----- 提示文 -----

こんにちはこんにちは、KMC45代の id:crashrt です。 コーディング合宿は温泉に入ったり雑談したりコーディングしたりして進捗を生むイベントです。 進捗をたくさん生むためにはインターネットが必要です。 さらに今年はKMC1回生である49代の部員が16人も参加してくれているなど後輩が多く、ネットワーク技術を布教する絶好のチャンスでした。 そこで後輩を巻き込みつつ合宿Wi-Fiを構築してみました。 設計から一緒にやる時間はなかったので、準備は僕の方で済ませて、構成を解説しながら一緒に作業する、という形で進めました。
前回のコーディング合宿のときの様子は以下のブログにあります。 大まかな構成は今回も同じです。
前提
今回宿泊したあわら温泉政竜閣には、既設のWi-Fiが一応あります。 しかしこのWi-Fiがあまり強くはないため、前回同様自分たちでWi-Fiを構築します。 会議室で提供されている有線LANと、合宿用にレンタルしたホームルータの2つを上流として使うことにしました。
構成
以下のような構成で構築しました。

----- 元データ -----

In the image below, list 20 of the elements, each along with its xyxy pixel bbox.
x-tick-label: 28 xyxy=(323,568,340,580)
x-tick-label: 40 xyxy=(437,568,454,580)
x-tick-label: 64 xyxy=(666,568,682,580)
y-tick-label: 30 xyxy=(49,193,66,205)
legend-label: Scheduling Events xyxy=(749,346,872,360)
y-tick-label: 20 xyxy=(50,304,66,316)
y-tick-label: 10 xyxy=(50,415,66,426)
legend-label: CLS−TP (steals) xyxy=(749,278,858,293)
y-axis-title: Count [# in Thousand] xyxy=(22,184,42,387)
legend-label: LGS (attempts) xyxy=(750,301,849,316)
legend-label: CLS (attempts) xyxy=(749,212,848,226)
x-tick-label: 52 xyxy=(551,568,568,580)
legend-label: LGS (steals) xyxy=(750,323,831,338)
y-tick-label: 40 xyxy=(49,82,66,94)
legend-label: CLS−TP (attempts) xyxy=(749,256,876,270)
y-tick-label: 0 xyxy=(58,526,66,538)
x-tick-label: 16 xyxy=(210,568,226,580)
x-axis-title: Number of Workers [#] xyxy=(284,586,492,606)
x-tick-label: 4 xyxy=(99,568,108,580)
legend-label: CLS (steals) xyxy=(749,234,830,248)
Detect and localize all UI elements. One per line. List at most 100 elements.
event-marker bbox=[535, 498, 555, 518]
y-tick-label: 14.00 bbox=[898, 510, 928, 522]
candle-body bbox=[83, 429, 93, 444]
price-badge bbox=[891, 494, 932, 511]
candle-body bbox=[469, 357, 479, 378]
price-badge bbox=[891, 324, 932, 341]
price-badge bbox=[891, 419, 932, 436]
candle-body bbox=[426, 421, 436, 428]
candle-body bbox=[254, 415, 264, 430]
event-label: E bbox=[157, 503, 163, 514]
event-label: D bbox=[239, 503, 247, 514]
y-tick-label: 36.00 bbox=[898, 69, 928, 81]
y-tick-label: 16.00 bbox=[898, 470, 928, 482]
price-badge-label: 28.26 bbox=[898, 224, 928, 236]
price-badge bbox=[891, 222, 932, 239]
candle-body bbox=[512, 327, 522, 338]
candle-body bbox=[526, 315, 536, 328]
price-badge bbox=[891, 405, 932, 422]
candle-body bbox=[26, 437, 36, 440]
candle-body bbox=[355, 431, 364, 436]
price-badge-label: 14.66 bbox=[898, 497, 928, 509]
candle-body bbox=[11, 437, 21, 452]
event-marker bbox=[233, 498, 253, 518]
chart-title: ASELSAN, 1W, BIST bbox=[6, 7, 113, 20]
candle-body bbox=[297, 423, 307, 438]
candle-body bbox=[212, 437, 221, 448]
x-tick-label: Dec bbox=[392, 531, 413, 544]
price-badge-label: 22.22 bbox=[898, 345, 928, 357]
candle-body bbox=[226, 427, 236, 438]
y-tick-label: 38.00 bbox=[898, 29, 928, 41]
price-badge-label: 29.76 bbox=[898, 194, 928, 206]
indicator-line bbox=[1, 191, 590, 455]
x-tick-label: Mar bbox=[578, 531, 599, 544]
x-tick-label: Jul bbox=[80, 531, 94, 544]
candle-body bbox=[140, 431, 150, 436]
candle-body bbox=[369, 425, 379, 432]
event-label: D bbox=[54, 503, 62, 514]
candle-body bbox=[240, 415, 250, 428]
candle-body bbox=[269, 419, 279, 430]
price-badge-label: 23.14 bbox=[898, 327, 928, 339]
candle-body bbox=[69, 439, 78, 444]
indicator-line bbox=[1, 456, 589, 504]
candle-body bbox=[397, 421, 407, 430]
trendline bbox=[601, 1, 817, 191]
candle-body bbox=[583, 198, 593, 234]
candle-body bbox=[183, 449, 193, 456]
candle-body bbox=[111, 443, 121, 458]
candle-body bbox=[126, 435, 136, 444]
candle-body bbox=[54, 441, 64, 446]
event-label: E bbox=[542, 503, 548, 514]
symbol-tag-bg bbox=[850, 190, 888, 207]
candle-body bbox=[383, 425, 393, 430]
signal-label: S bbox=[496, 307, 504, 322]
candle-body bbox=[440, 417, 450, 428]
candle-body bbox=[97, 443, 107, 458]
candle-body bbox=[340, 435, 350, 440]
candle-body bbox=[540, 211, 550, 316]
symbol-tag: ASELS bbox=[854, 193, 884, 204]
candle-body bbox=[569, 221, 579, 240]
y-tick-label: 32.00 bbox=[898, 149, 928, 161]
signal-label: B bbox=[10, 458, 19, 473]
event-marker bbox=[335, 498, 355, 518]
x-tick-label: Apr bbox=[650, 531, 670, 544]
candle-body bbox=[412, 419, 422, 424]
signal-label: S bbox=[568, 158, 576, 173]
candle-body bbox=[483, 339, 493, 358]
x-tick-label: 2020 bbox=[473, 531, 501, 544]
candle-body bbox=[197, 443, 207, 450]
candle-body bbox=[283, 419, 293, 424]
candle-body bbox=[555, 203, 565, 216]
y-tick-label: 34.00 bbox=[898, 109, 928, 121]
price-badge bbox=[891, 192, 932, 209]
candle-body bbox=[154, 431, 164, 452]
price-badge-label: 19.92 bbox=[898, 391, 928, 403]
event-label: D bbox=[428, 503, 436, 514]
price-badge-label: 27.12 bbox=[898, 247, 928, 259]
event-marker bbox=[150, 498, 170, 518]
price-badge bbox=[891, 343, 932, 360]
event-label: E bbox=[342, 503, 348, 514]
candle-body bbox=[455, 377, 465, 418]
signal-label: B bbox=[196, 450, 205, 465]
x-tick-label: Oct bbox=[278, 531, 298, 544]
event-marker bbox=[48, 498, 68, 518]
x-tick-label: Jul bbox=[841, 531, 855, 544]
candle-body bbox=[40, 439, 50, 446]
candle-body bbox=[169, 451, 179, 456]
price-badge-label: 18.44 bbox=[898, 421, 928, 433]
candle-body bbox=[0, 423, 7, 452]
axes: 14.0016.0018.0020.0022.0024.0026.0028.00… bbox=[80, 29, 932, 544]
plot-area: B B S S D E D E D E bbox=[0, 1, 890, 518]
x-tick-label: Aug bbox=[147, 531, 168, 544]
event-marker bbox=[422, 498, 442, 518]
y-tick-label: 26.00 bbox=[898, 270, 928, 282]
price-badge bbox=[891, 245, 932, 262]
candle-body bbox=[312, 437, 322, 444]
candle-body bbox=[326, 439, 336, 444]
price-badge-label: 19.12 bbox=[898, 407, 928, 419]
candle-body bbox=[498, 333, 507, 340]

-----

= 取り組む課題 =
a - コーディング合宿の記事から、「前回のコーディング合宿のとき」に始まり「以下のような構成で構築しました。」まで続く部分を、「ホームルータ」を「モバイルルータ」に置き換えて書き出すこと。
b - コーディング合宿の記事で、コーディング合宿で行うこととして挙げられている事柄をすべて書き出すこと。

= 解答一覧 =
a -
前回のコーディング合宿のときの様子は以下のブログにあります。 大まかな構成は今回も同じです。
前提
今回宿泊したあわら温泉政竜閣には、既設のWi-Fiが一応あります。 しかしこのWi-Fiがあまり強くはないため、前回同様自分たちでWi-Fiを構築します。 会議室で提供されている有線LANと、合宿用にレンタルしたモバイルルータの2つを上流として使うことにしました。
構成
以下のような構成で構築しました。

b - 温泉に入る、雑談する、コーディングする